§ **SHORT EXERCISE**
Exact reproduction of the data is required, with images excluded.

§ **DATA SHOWN**
——————————
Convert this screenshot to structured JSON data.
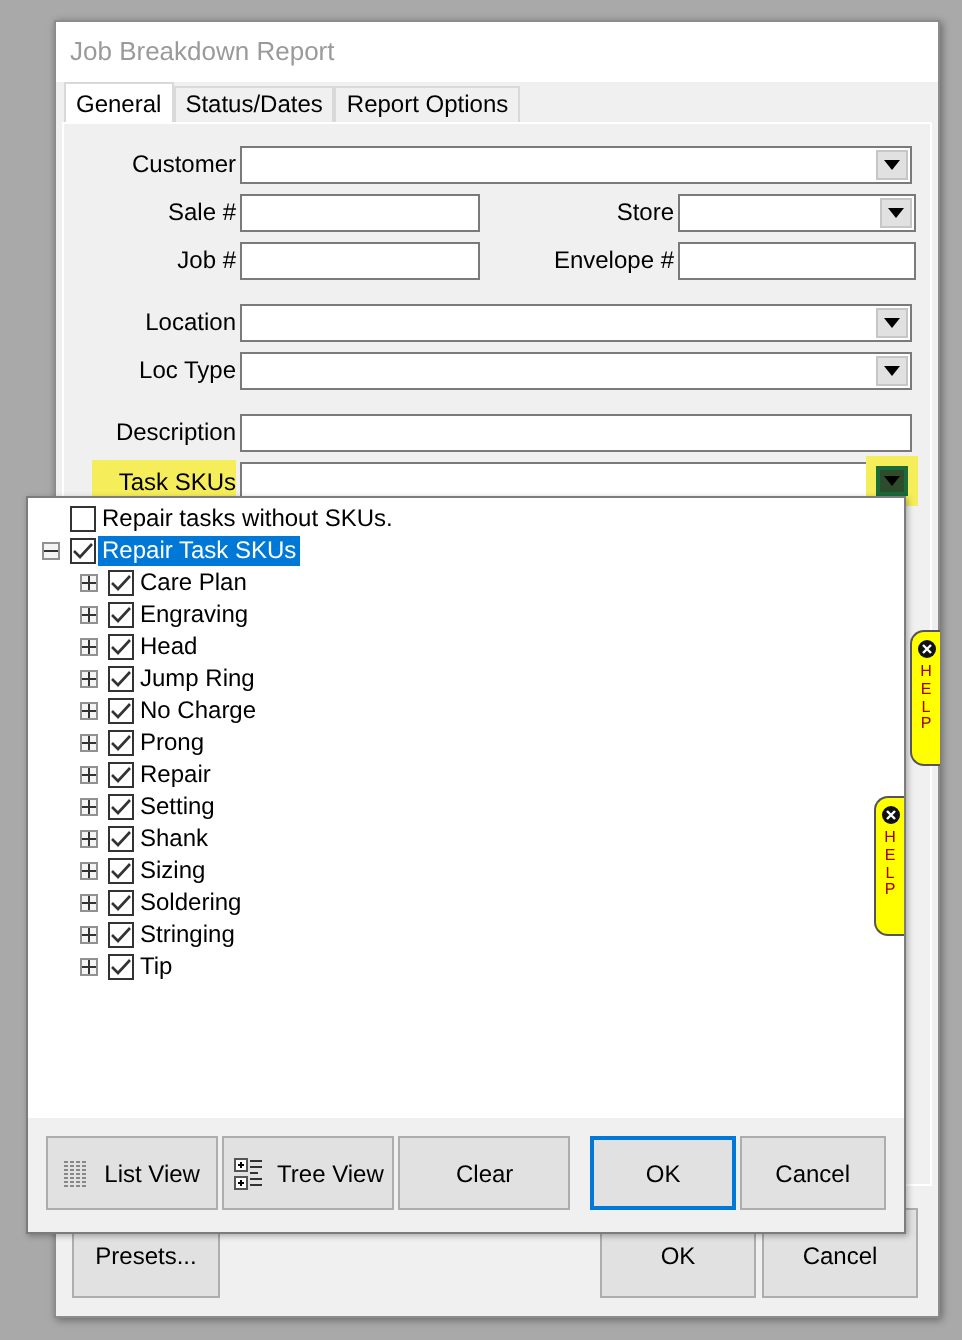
{
  "window": {
    "title": "Job Breakdown Report"
  },
  "tabs": [
    {
      "label": "General",
      "selected": true
    },
    {
      "label": "Status/Dates",
      "selected": false
    },
    {
      "label": "Report Options",
      "selected": false
    }
  ],
  "groups": [
    [
      [
        {
          "label": "Customer",
          "kind": "combo"
        }
      ],
      [
        {
          "label": "Sale #",
          "kind": "text"
        },
        {
          "label": "Store",
          "kind": "combo"
        }
      ],
      [
        {
          "label": "Job #",
          "kind": "text"
        },
        {
          "label": "Envelope #",
          "kind": "text"
        }
      ]
    ],
    [
      [
        {
          "label": "Location",
          "kind": "combo"
        }
      ],
      [
        {
          "label": "Loc Type",
          "kind": "combo"
        }
      ]
    ],
    [
      [
        {
          "label": "Description",
          "kind": "text"
        }
      ],
      [
        {
          "label": "Task SKUs",
          "kind": "combo",
          "highlighted": true
        }
      ]
    ]
  ],
  "buttons": [
    {
      "label": "Presets..."
    },
    {
      "label": "OK"
    },
    {
      "label": "Cancel"
    }
  ],
  "dropdown": {
    "items": [
      {
        "label": "Repair tasks without SKUs.",
        "checked": false,
        "selected": false
      },
      {
        "label": "Repair Task SKUs",
        "checked": true,
        "selected": true,
        "expanded": true,
        "children": [
          {
            "label": "Care Plan",
            "checked": true,
            "selected": false,
            "expanded": false
          },
          {
            "label": "Engraving",
            "checked": true,
            "selected": false,
            "expanded": false
          },
          {
            "label": "Head",
            "checked": true,
            "selected": false,
            "expanded": false
          },
          {
            "label": "Jump Ring",
            "checked": true,
            "selected": false,
            "expanded": false
          },
          {
            "label": "No Charge",
            "checked": true,
            "selected": false,
            "expanded": false
          },
          {
            "label": "Prong",
            "checked": true,
            "selected": false,
            "expanded": false
          },
          {
            "label": "Repair",
            "checked": true,
            "selected": false,
            "expanded": false
          },
          {
            "label": "Setting",
            "checked": true,
            "selected": false,
            "expanded": false
          },
          {
            "label": "Shank",
            "checked": true,
            "selected": false,
            "expanded": false
          },
          {
            "label": "Sizing",
            "checked": true,
            "selected": false,
            "expanded": false
          },
          {
            "label": "Soldering",
            "checked": true,
            "selected": false,
            "expanded": false
          },
          {
            "label": "Stringing",
            "checked": true,
            "selected": false,
            "expanded": false
          },
          {
            "label": "Tip",
            "checked": true,
            "selected": false,
            "expanded": false
          }
        ]
      }
    ],
    "buttons": [
      {
        "label": "List View",
        "kind": "list"
      },
      {
        "label": "Tree View",
        "kind": "tree"
      },
      {
        "label": "Clear",
        "kind": "plain"
      },
      {
        "label": "OK",
        "kind": "plain",
        "default": true
      },
      {
        "label": "Cancel",
        "kind": "plain",
        "default": false
      }
    ]
  },
  "help_tabs": [
    {
      "label": "HELP"
    },
    {
      "label": "HELP"
    }
  ]
}
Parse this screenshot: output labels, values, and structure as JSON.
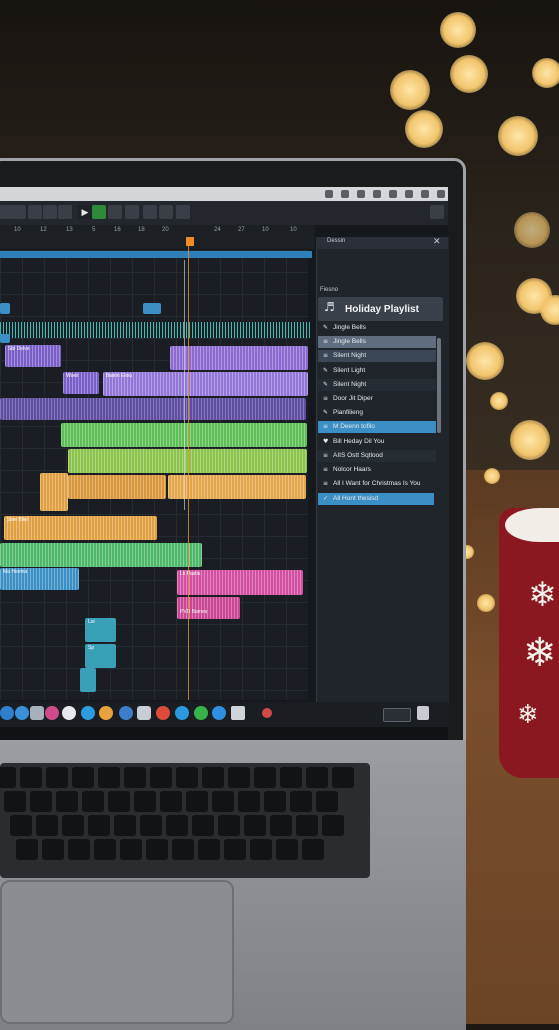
{
  "toolbar": {
    "play_icon": "▶"
  },
  "ruler": {
    "ticks": [
      "10",
      "12",
      "13",
      "5",
      "16",
      "18",
      "20",
      "24",
      "27",
      "10",
      "10"
    ]
  },
  "panel": {
    "header_label": "Dessin",
    "subheader": "Fiesno",
    "close_glyph": "✕",
    "title": "Holiday Playlist",
    "items": [
      {
        "label": "Jingle Bells",
        "icon": "pencil-icon",
        "selected": false
      },
      {
        "label": "Jingle Bells",
        "icon": "list-icon",
        "selected": "light"
      },
      {
        "label": "Silent Night",
        "icon": "list-icon",
        "selected": "dark"
      },
      {
        "label": "Silent Light",
        "icon": "pencil-icon",
        "selected": false
      },
      {
        "label": "Silent Night",
        "icon": "pencil-icon",
        "selected": false
      },
      {
        "label": "Door Jit Diper",
        "icon": "list-icon",
        "selected": false
      },
      {
        "label": "Pianfilieng",
        "icon": "pencil-icon",
        "selected": false
      },
      {
        "label": "M Deenn tofilo",
        "icon": "list-icon",
        "selected": "accent"
      },
      {
        "label": "Bill Heday Dil You",
        "icon": "heart-icon",
        "selected": false
      },
      {
        "label": "AIIS Ostt Sqtlood",
        "icon": "list-icon",
        "selected": false
      },
      {
        "label": "Nolcor Haars",
        "icon": "list-icon",
        "selected": false
      },
      {
        "label": "All I Want for Christmas Is You",
        "icon": "list-icon",
        "selected": false
      },
      {
        "label": "All Hont thesisd",
        "icon": "check-icon",
        "selected": "accent"
      }
    ]
  },
  "clips": {
    "purple_1": "Sbi Delve",
    "purple_2": "Woeii",
    "purple_3": "Bwirin Eloiu",
    "orange_1": "Stve Bllel",
    "blue_1": "Ma Heeina",
    "pink_1": "Lti Pastis",
    "pink_2": "PVD Bames",
    "cyan_1": "Loi",
    "cyan_2": "Sp"
  },
  "colors": {
    "accent": "#3b8fc4",
    "purple": "#7a5fc9",
    "green": "#5fbf57",
    "orange": "#e0a042",
    "pink": "#d24fa2",
    "teal": "#3fd0c4",
    "playhead": "#f08a24"
  }
}
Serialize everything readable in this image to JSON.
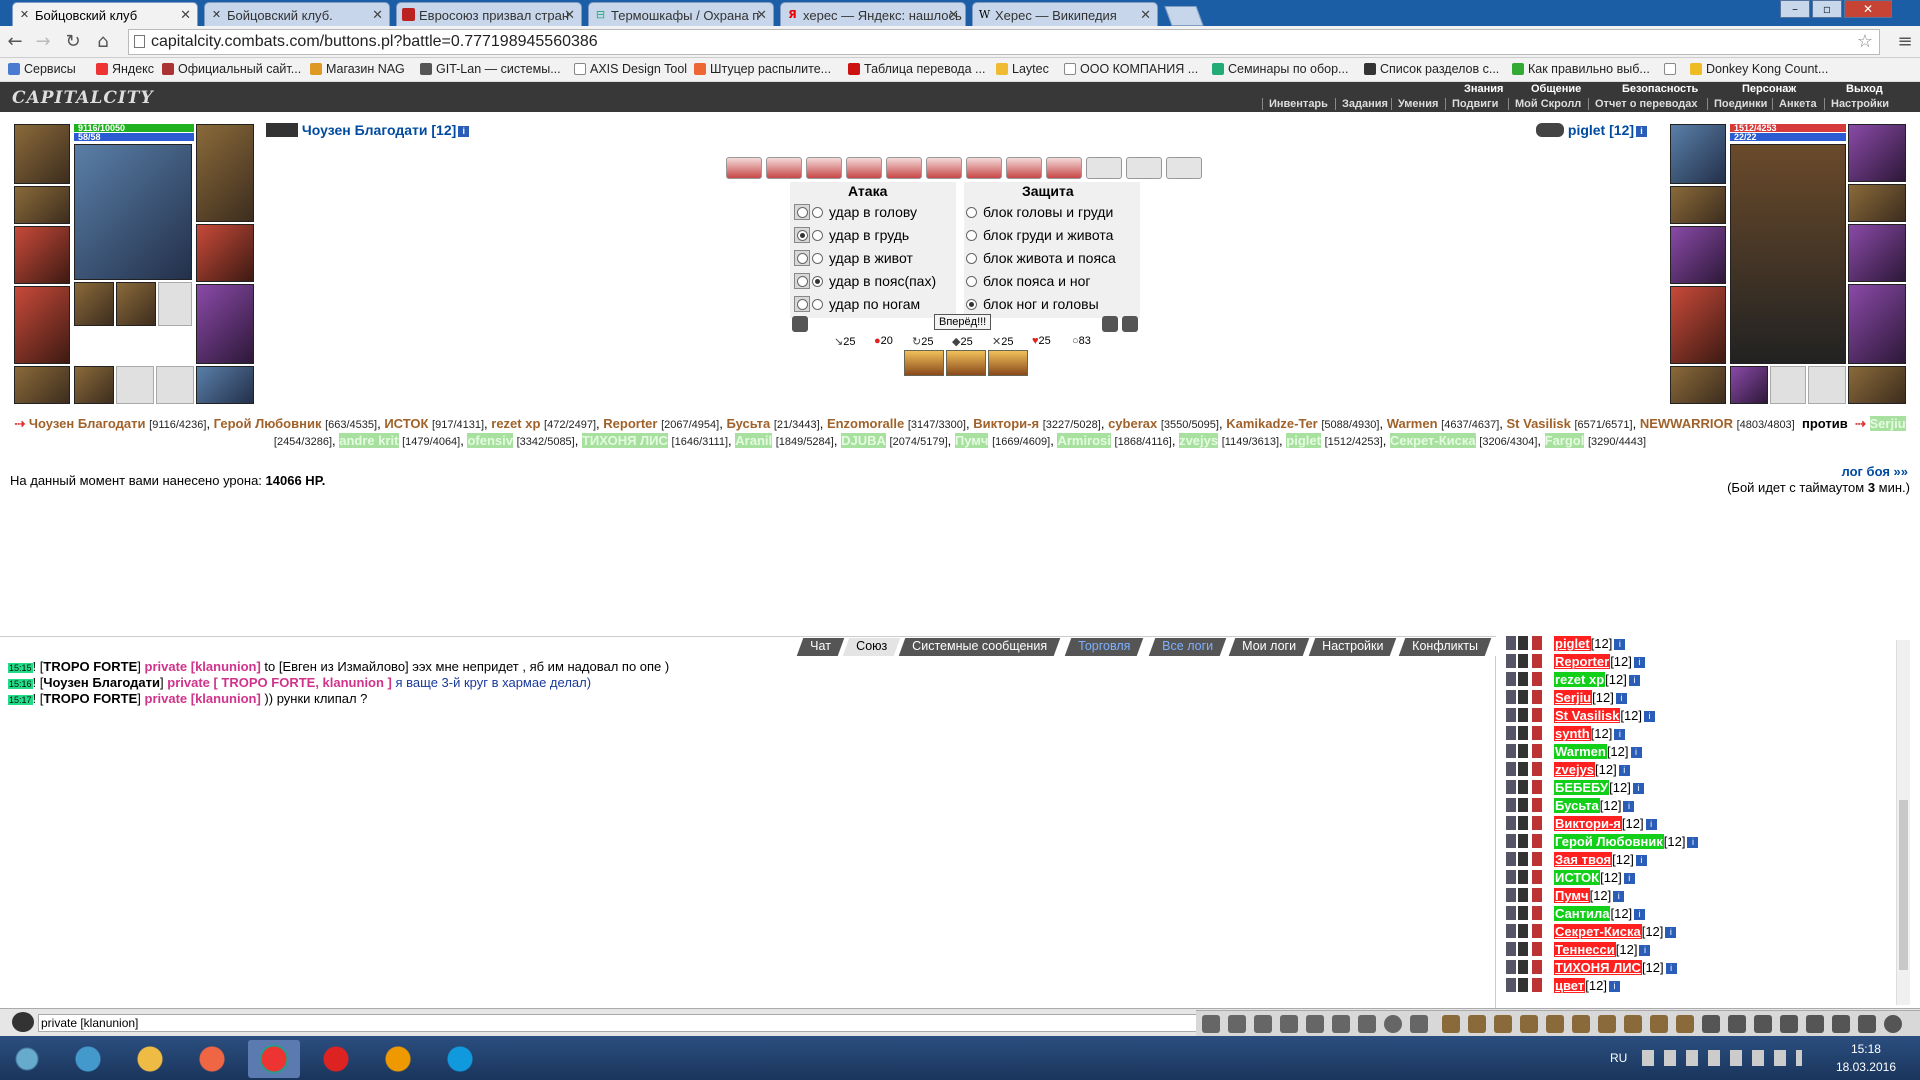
——————————
§ **RESPONSE**
Convert this screenshot to structured JSON data.
{
  "window": {
    "title": "Job Breakdown Report"
  },
  "tabs": [
    {
      "label": "General",
      "selected": true
    },
    {
      "label": "Status/Dates",
      "selected": false
    },
    {
      "label": "Report Options",
      "selected": false
    }
  ],
  "groups": [
    [
      [
        {
          "label": "Customer",
          "kind": "combo"
        }
      ],
      [
        {
          "label": "Sale #",
          "kind": "text"
        },
        {
          "label": "Store",
          "kind": "combo"
        }
      ],
      [
        {
          "label": "Job #",
          "kind": "text"
        },
        {
          "label": "Envelope #",
          "kind": "text"
        }
      ]
    ],
    [
      [
        {
          "label": "Location",
          "kind": "combo"
        }
      ],
      [
        {
          "label": "Loc Type",
          "kind": "combo"
        }
      ]
    ],
    [
      [
        {
          "label": "Description",
          "kind": "text"
        }
      ],
      [
        {
          "label": "Task SKUs",
          "kind": "combo",
          "highlighted": true
        }
      ]
    ]
  ],
  "buttons": [
    {
      "label": "Presets..."
    },
    {
      "label": "OK"
    },
    {
      "label": "Cancel"
    }
  ],
  "dropdown": {
    "items": [
      {
        "label": "Repair tasks without SKUs.",
        "checked": false,
        "selected": false
      },
      {
        "label": "Repair Task SKUs",
        "checked": true,
        "selected": true,
        "expanded": true,
        "children": [
          {
            "label": "Care Plan",
            "checked": true,
            "selected": false,
            "expanded": false
          },
          {
            "label": "Engraving",
            "checked": true,
            "selected": false,
            "expanded": false
          },
          {
            "label": "Head",
            "checked": true,
            "selected": false,
            "expanded": false
          },
          {
            "label": "Jump Ring",
            "checked": true,
            "selected": false,
            "expanded": false
          },
          {
            "label": "No Charge",
            "checked": true,
            "selected": false,
            "expanded": false
          },
          {
            "label": "Prong",
            "checked": true,
            "selected": false,
            "expanded": false
          },
          {
            "label": "Repair",
            "checked": true,
            "selected": false,
            "expanded": false
          },
          {
            "label": "Setting",
            "checked": true,
            "selected": false,
            "expanded": false
          },
          {
            "label": "Shank",
            "checked": true,
            "selected": false,
            "expanded": false
          },
          {
            "label": "Sizing",
            "checked": true,
            "selected": false,
            "expanded": false
          },
          {
            "label": "Soldering",
            "checked": true,
            "selected": false,
            "expanded": false
          },
          {
            "label": "Stringing",
            "checked": true,
            "selected": false,
            "expanded": false
          },
          {
            "label": "Tip",
            "checked": true,
            "selected": false,
            "expanded": false
          }
        ]
      }
    ],
    "buttons": [
      {
        "label": "List View",
        "kind": "list"
      },
      {
        "label": "Tree View",
        "kind": "tree"
      },
      {
        "label": "Clear",
        "kind": "plain"
      },
      {
        "label": "OK",
        "kind": "plain",
        "default": true
      },
      {
        "label": "Cancel",
        "kind": "plain",
        "default": false
      }
    ]
  },
  "help_tabs": [
    {
      "label": "HELP"
    },
    {
      "label": "HELP"
    }
  ]
}
Parse this screenshot: output labels, values, and structure as JSON.
{
  "toolbar": {
    "play_icon": "▶"
  },
  "ruler": {
    "ticks": [
      "10",
      "12",
      "13",
      "5",
      "16",
      "18",
      "20",
      "24",
      "27",
      "10",
      "10"
    ]
  },
  "panel": {
    "header_label": "Dessin",
    "subheader": "Fiesno",
    "close_glyph": "✕",
    "title": "Holiday Playlist",
    "items": [
      {
        "label": "Jingle Bells",
        "icon": "pencil-icon",
        "selected": false
      },
      {
        "label": "Jingle Bells",
        "icon": "list-icon",
        "selected": "light"
      },
      {
        "label": "Silent Night",
        "icon": "list-icon",
        "selected": "dark"
      },
      {
        "label": "Silent Light",
        "icon": "pencil-icon",
        "selected": false
      },
      {
        "label": "Silent Night",
        "icon": "pencil-icon",
        "selected": false
      },
      {
        "label": "Door Jit Diper",
        "icon": "list-icon",
        "selected": false
      },
      {
        "label": "Pianfilieng",
        "icon": "pencil-icon",
        "selected": false
      },
      {
        "label": "M Deenn tofilo",
        "icon": "list-icon",
        "selected": "accent"
      },
      {
        "label": "Bill Heday Dil You",
        "icon": "heart-icon",
        "selected": false
      },
      {
        "label": "AIIS Ostt Sqtlood",
        "icon": "list-icon",
        "selected": false
      },
      {
        "label": "Nolcor Haars",
        "icon": "list-icon",
        "selected": false
      },
      {
        "label": "All I Want for Christmas Is You",
        "icon": "list-icon",
        "selected": false
      },
      {
        "label": "All Hont thesisd",
        "icon": "check-icon",
        "selected": "accent"
      }
    ]
  },
  "clips": {
    "purple_1": "Sbi Delve",
    "purple_2": "Woeii",
    "purple_3": "Bwirin Eloiu",
    "orange_1": "Stve Bllel",
    "blue_1": "Ma Heeina",
    "pink_1": "Lti Pastis",
    "pink_2": "PVD Bames",
    "cyan_1": "Loi",
    "cyan_2": "Sp"
  },
  "colors": {
    "accent": "#3b8fc4",
    "purple": "#7a5fc9",
    "green": "#5fbf57",
    "orange": "#e0a042",
    "pink": "#d24fa2",
    "teal": "#3fd0c4",
    "playhead": "#f08a24"
  }
}
Serialize everything readable in this image to JSON.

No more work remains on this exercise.